-- Start of TASK DATA --

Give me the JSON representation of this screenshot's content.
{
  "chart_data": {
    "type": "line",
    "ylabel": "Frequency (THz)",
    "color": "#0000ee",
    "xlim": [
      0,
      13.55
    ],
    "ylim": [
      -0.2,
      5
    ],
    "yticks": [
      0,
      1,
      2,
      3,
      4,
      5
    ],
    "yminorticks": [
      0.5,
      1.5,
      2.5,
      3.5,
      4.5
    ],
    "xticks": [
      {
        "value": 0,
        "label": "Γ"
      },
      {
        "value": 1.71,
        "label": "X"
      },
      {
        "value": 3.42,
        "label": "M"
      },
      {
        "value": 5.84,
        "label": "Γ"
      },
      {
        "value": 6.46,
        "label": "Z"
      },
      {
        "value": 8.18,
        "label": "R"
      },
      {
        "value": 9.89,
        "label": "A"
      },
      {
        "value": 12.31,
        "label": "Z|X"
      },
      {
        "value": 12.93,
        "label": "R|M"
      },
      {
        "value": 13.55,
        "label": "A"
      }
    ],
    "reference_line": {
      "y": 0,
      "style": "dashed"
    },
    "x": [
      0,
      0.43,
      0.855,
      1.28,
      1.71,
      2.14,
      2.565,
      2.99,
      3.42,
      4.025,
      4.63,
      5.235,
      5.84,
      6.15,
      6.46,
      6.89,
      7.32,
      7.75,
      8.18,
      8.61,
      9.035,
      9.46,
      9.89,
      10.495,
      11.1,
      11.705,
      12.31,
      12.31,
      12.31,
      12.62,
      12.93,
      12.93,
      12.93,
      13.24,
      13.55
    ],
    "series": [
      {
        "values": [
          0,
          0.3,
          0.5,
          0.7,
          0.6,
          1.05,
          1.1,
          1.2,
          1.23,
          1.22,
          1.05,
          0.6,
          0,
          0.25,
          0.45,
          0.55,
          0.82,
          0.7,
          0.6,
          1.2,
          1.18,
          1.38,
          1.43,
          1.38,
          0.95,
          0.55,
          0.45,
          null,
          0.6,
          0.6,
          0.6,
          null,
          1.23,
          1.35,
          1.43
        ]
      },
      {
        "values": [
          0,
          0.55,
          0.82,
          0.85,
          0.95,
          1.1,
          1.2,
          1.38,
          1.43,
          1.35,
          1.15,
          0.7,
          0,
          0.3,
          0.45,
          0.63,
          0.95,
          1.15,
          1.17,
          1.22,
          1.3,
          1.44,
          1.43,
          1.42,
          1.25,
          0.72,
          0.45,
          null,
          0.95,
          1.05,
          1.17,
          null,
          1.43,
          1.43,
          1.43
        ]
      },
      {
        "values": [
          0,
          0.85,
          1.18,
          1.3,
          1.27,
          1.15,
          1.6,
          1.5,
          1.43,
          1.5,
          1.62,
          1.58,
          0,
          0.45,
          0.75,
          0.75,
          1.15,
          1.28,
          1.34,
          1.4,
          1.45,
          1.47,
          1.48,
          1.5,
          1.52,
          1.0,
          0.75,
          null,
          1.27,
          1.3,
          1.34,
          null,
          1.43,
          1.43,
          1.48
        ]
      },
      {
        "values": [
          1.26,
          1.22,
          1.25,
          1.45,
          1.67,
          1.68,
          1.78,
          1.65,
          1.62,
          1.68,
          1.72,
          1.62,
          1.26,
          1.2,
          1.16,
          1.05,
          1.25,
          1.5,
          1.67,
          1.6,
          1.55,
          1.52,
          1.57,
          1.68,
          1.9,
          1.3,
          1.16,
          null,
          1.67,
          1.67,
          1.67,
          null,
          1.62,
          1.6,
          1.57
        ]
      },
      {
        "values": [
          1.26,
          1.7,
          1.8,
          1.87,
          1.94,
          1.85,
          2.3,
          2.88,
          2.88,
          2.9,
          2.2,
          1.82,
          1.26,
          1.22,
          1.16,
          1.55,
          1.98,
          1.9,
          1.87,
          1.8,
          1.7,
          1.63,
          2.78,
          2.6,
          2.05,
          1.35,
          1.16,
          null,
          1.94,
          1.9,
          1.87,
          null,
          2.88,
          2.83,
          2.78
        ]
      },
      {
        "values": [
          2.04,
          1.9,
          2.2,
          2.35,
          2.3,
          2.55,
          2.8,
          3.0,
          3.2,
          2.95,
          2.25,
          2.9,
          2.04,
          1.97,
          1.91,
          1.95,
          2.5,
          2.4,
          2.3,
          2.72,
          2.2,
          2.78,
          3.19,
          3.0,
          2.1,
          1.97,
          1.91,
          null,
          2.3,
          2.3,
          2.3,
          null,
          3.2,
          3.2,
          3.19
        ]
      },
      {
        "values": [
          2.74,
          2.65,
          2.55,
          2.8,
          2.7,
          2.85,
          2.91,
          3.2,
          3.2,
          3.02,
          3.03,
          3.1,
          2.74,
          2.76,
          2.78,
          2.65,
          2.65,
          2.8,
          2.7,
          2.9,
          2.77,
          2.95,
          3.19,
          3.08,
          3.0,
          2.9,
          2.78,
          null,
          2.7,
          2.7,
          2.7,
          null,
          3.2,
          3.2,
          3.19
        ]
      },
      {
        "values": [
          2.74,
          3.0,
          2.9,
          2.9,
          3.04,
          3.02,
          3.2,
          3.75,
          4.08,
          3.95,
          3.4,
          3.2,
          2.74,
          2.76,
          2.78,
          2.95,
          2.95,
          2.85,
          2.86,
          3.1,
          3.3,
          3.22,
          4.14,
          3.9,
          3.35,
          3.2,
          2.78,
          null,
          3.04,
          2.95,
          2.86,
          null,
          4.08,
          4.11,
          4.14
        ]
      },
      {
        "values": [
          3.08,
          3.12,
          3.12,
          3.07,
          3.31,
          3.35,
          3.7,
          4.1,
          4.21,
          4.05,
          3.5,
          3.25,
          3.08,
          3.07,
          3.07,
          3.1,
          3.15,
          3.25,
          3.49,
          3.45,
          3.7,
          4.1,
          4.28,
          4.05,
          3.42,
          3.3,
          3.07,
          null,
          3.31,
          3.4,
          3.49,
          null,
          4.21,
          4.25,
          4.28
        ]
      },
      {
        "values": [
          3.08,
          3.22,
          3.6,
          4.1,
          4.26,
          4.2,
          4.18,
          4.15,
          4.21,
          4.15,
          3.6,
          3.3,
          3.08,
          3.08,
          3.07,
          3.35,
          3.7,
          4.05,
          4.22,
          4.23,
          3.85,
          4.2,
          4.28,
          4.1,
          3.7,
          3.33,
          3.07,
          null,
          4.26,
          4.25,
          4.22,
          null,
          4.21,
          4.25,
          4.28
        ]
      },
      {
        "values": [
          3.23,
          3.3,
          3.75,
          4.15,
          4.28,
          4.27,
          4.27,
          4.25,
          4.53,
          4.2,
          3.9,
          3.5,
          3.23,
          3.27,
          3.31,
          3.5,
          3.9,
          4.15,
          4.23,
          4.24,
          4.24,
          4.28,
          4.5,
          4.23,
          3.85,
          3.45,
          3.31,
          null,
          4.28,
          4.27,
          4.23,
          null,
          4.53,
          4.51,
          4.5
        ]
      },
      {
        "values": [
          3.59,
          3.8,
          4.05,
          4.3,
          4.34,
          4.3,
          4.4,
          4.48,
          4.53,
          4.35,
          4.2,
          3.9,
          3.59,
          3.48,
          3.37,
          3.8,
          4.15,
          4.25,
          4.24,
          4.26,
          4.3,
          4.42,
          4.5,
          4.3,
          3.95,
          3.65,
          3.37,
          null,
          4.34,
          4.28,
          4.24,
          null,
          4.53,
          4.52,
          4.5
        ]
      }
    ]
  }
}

-- End of TASK DATA --

WHAT THIS TASK INVOLVES | Your task is to quote all of the data word for word.

FINISHED ANSWER |
Give me the JSON representation of this screenshot's content.
{
  "chart_data": {
    "type": "line",
    "ylabel": "Frequency (THz)",
    "color": "#0000ee",
    "xlim": [
      0,
      13.55
    ],
    "ylim": [
      -0.2,
      5
    ],
    "yticks": [
      0,
      1,
      2,
      3,
      4,
      5
    ],
    "yminorticks": [
      0.5,
      1.5,
      2.5,
      3.5,
      4.5
    ],
    "xticks": [
      {
        "value": 0,
        "label": "Γ"
      },
      {
        "value": 1.71,
        "label": "X"
      },
      {
        "value": 3.42,
        "label": "M"
      },
      {
        "value": 5.84,
        "label": "Γ"
      },
      {
        "value": 6.46,
        "label": "Z"
      },
      {
        "value": 8.18,
        "label": "R"
      },
      {
        "value": 9.89,
        "label": "A"
      },
      {
        "value": 12.31,
        "label": "Z|X"
      },
      {
        "value": 12.93,
        "label": "R|M"
      },
      {
        "value": 13.55,
        "label": "A"
      }
    ],
    "reference_line": {
      "y": 0,
      "style": "dashed"
    },
    "x": [
      0,
      0.43,
      0.855,
      1.28,
      1.71,
      2.14,
      2.565,
      2.99,
      3.42,
      4.025,
      4.63,
      5.235,
      5.84,
      6.15,
      6.46,
      6.89,
      7.32,
      7.75,
      8.18,
      8.61,
      9.035,
      9.46,
      9.89,
      10.495,
      11.1,
      11.705,
      12.31,
      12.31,
      12.31,
      12.62,
      12.93,
      12.93,
      12.93,
      13.24,
      13.55
    ],
    "series": [
      {
        "values": [
          0,
          0.3,
          0.5,
          0.7,
          0.6,
          1.05,
          1.1,
          1.2,
          1.23,
          1.22,
          1.05,
          0.6,
          0,
          0.25,
          0.45,
          0.55,
          0.82,
          0.7,
          0.6,
          1.2,
          1.18,
          1.38,
          1.43,
          1.38,
          0.95,
          0.55,
          0.45,
          null,
          0.6,
          0.6,
          0.6,
          null,
          1.23,
          1.35,
          1.43
        ]
      },
      {
        "values": [
          0,
          0.55,
          0.82,
          0.85,
          0.95,
          1.1,
          1.2,
          1.38,
          1.43,
          1.35,
          1.15,
          0.7,
          0,
          0.3,
          0.45,
          0.63,
          0.95,
          1.15,
          1.17,
          1.22,
          1.3,
          1.44,
          1.43,
          1.42,
          1.25,
          0.72,
          0.45,
          null,
          0.95,
          1.05,
          1.17,
          null,
          1.43,
          1.43,
          1.43
        ]
      },
      {
        "values": [
          0,
          0.85,
          1.18,
          1.3,
          1.27,
          1.15,
          1.6,
          1.5,
          1.43,
          1.5,
          1.62,
          1.58,
          0,
          0.45,
          0.75,
          0.75,
          1.15,
          1.28,
          1.34,
          1.4,
          1.45,
          1.47,
          1.48,
          1.5,
          1.52,
          1.0,
          0.75,
          null,
          1.27,
          1.3,
          1.34,
          null,
          1.43,
          1.43,
          1.48
        ]
      },
      {
        "values": [
          1.26,
          1.22,
          1.25,
          1.45,
          1.67,
          1.68,
          1.78,
          1.65,
          1.62,
          1.68,
          1.72,
          1.62,
          1.26,
          1.2,
          1.16,
          1.05,
          1.25,
          1.5,
          1.67,
          1.6,
          1.55,
          1.52,
          1.57,
          1.68,
          1.9,
          1.3,
          1.16,
          null,
          1.67,
          1.67,
          1.67,
          null,
          1.62,
          1.6,
          1.57
        ]
      },
      {
        "values": [
          1.26,
          1.7,
          1.8,
          1.87,
          1.94,
          1.85,
          2.3,
          2.88,
          2.88,
          2.9,
          2.2,
          1.82,
          1.26,
          1.22,
          1.16,
          1.55,
          1.98,
          1.9,
          1.87,
          1.8,
          1.7,
          1.63,
          2.78,
          2.6,
          2.05,
          1.35,
          1.16,
          null,
          1.94,
          1.9,
          1.87,
          null,
          2.88,
          2.83,
          2.78
        ]
      },
      {
        "values": [
          2.04,
          1.9,
          2.2,
          2.35,
          2.3,
          2.55,
          2.8,
          3.0,
          3.2,
          2.95,
          2.25,
          2.9,
          2.04,
          1.97,
          1.91,
          1.95,
          2.5,
          2.4,
          2.3,
          2.72,
          2.2,
          2.78,
          3.19,
          3.0,
          2.1,
          1.97,
          1.91,
          null,
          2.3,
          2.3,
          2.3,
          null,
          3.2,
          3.2,
          3.19
        ]
      },
      {
        "values": [
          2.74,
          2.65,
          2.55,
          2.8,
          2.7,
          2.85,
          2.91,
          3.2,
          3.2,
          3.02,
          3.03,
          3.1,
          2.74,
          2.76,
          2.78,
          2.65,
          2.65,
          2.8,
          2.7,
          2.9,
          2.77,
          2.95,
          3.19,
          3.08,
          3.0,
          2.9,
          2.78,
          null,
          2.7,
          2.7,
          2.7,
          null,
          3.2,
          3.2,
          3.19
        ]
      },
      {
        "values": [
          2.74,
          3.0,
          2.9,
          2.9,
          3.04,
          3.02,
          3.2,
          3.75,
          4.08,
          3.95,
          3.4,
          3.2,
          2.74,
          2.76,
          2.78,
          2.95,
          2.95,
          2.85,
          2.86,
          3.1,
          3.3,
          3.22,
          4.14,
          3.9,
          3.35,
          3.2,
          2.78,
          null,
          3.04,
          2.95,
          2.86,
          null,
          4.08,
          4.11,
          4.14
        ]
      },
      {
        "values": [
          3.08,
          3.12,
          3.12,
          3.07,
          3.31,
          3.35,
          3.7,
          4.1,
          4.21,
          4.05,
          3.5,
          3.25,
          3.08,
          3.07,
          3.07,
          3.1,
          3.15,
          3.25,
          3.49,
          3.45,
          3.7,
          4.1,
          4.28,
          4.05,
          3.42,
          3.3,
          3.07,
          null,
          3.31,
          3.4,
          3.49,
          null,
          4.21,
          4.25,
          4.28
        ]
      },
      {
        "values": [
          3.08,
          3.22,
          3.6,
          4.1,
          4.26,
          4.2,
          4.18,
          4.15,
          4.21,
          4.15,
          3.6,
          3.3,
          3.08,
          3.08,
          3.07,
          3.35,
          3.7,
          4.05,
          4.22,
          4.23,
          3.85,
          4.2,
          4.28,
          4.1,
          3.7,
          3.33,
          3.07,
          null,
          4.26,
          4.25,
          4.22,
          null,
          4.21,
          4.25,
          4.28
        ]
      },
      {
        "values": [
          3.23,
          3.3,
          3.75,
          4.15,
          4.28,
          4.27,
          4.27,
          4.25,
          4.53,
          4.2,
          3.9,
          3.5,
          3.23,
          3.27,
          3.31,
          3.5,
          3.9,
          4.15,
          4.23,
          4.24,
          4.24,
          4.28,
          4.5,
          4.23,
          3.85,
          3.45,
          3.31,
          null,
          4.28,
          4.27,
          4.23,
          null,
          4.53,
          4.51,
          4.5
        ]
      },
      {
        "values": [
          3.59,
          3.8,
          4.05,
          4.3,
          4.34,
          4.3,
          4.4,
          4.48,
          4.53,
          4.35,
          4.2,
          3.9,
          3.59,
          3.48,
          3.37,
          3.8,
          4.15,
          4.25,
          4.24,
          4.26,
          4.3,
          4.42,
          4.5,
          4.3,
          3.95,
          3.65,
          3.37,
          null,
          4.34,
          4.28,
          4.24,
          null,
          4.53,
          4.52,
          4.5
        ]
      }
    ]
  }
}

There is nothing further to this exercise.